• [Exercise prompt]: Below are records; transcribe only the line with "Extract all readable text from this page." and those after it, through the last line, without any change.

• [Information provided]:

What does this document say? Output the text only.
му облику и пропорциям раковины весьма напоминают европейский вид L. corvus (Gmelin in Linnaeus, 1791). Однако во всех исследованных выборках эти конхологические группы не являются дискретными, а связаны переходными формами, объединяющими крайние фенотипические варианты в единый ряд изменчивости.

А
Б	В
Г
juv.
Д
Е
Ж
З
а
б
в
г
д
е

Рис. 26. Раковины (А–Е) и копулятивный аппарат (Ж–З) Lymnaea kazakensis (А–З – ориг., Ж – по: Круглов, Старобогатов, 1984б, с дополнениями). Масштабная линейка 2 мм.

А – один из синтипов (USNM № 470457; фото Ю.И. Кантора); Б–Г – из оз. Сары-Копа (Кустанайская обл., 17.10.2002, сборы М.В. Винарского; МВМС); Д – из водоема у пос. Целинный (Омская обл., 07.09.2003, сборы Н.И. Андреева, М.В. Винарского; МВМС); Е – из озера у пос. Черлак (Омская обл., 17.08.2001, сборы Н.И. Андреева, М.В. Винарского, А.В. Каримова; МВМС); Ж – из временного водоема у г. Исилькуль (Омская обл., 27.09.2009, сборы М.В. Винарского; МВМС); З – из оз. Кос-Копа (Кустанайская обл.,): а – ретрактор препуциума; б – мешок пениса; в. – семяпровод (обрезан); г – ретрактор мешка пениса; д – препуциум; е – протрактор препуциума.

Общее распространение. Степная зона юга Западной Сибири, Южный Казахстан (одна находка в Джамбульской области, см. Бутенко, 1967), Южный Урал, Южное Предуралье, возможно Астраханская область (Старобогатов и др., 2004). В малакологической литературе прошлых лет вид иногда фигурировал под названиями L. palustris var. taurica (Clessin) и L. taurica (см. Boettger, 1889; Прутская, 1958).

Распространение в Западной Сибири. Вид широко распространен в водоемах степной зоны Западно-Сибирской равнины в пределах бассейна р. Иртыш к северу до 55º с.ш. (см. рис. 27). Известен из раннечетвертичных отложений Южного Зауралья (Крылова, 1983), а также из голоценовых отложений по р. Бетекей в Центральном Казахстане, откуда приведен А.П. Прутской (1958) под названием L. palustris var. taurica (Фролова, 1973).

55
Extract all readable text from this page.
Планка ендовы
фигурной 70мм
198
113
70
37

• [Answer]:
Extract all readable text from this page.
Планка ендовы
фигурной 70мм
198
113
70
37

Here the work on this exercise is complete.